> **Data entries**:
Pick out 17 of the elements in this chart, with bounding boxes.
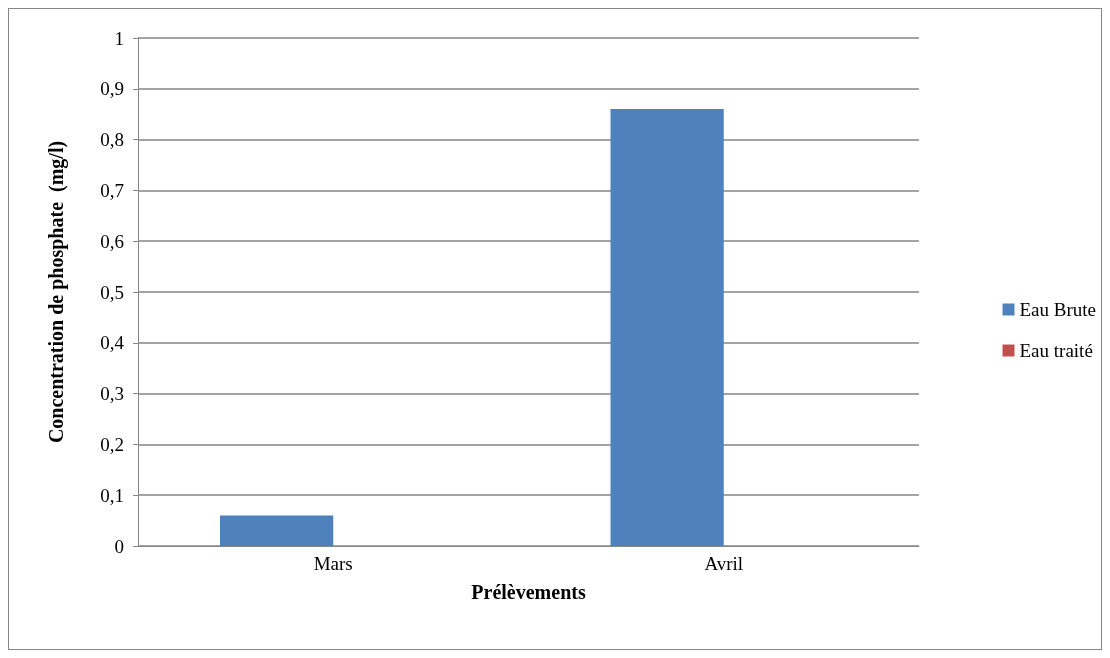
y-tick-label: 0,7 bbox=[100, 179, 124, 201]
y-axis-title: Concentration de phosphate (mg/l) bbox=[45, 140, 68, 444]
y-tick-label: 0,6 bbox=[100, 230, 124, 252]
y-tick-label: 1 bbox=[114, 27, 124, 49]
legend-label: Eau Brute bbox=[1019, 299, 1097, 320]
x-axis-title: Prélèvements bbox=[471, 581, 586, 603]
y-tick-label: 0,9 bbox=[100, 78, 124, 100]
y-tick-label: 0,8 bbox=[100, 129, 124, 151]
y-tick-label: 0,4 bbox=[100, 332, 125, 354]
y-tick-label: 0,3 bbox=[100, 383, 124, 405]
x-tick-label: Mars bbox=[313, 553, 353, 574]
legend-label: Eau traité bbox=[1019, 340, 1093, 361]
x-tick-label: Avril bbox=[704, 553, 744, 574]
y-tick-label: 0,2 bbox=[100, 433, 124, 455]
y-tick-label: 0,5 bbox=[100, 281, 124, 303]
y-tick-label: 0,1 bbox=[100, 484, 124, 506]
y-tick-label: 0 bbox=[114, 535, 124, 557]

> **INSTRUCTIONS FOR THE TASK**:
Copy out the material from the line holding "y-tick-label: 0,7 bbox=[100, 179, 124, 201]" through the line holding "y-tick-label: 0,5 bbox=[100, 281, 124, 303]", inclusive, swapping every "x-tick-label" for "month-label" and leaving everything else unchanged.

> **WRITTEN ANSWER**:
y-tick-label: 0,7 bbox=[100, 179, 124, 201]
y-axis-title: Concentration de phosphate (mg/l) bbox=[45, 140, 68, 444]
y-tick-label: 0,6 bbox=[100, 230, 124, 252]
y-tick-label: 1 bbox=[114, 27, 124, 49]
legend-label: Eau Brute bbox=[1019, 299, 1097, 320]
x-axis-title: Prélèvements bbox=[471, 581, 586, 603]
y-tick-label: 0,9 bbox=[100, 78, 124, 100]
y-tick-label: 0,8 bbox=[100, 129, 124, 151]
y-tick-label: 0,4 bbox=[100, 332, 125, 354]
y-tick-label: 0,3 bbox=[100, 383, 124, 405]
month-label: Mars bbox=[313, 553, 353, 574]
legend-label: Eau traité bbox=[1019, 340, 1093, 361]
month-label: Avril bbox=[704, 553, 744, 574]
y-tick-label: 0,2 bbox=[100, 433, 124, 455]
y-tick-label: 0,5 bbox=[100, 281, 124, 303]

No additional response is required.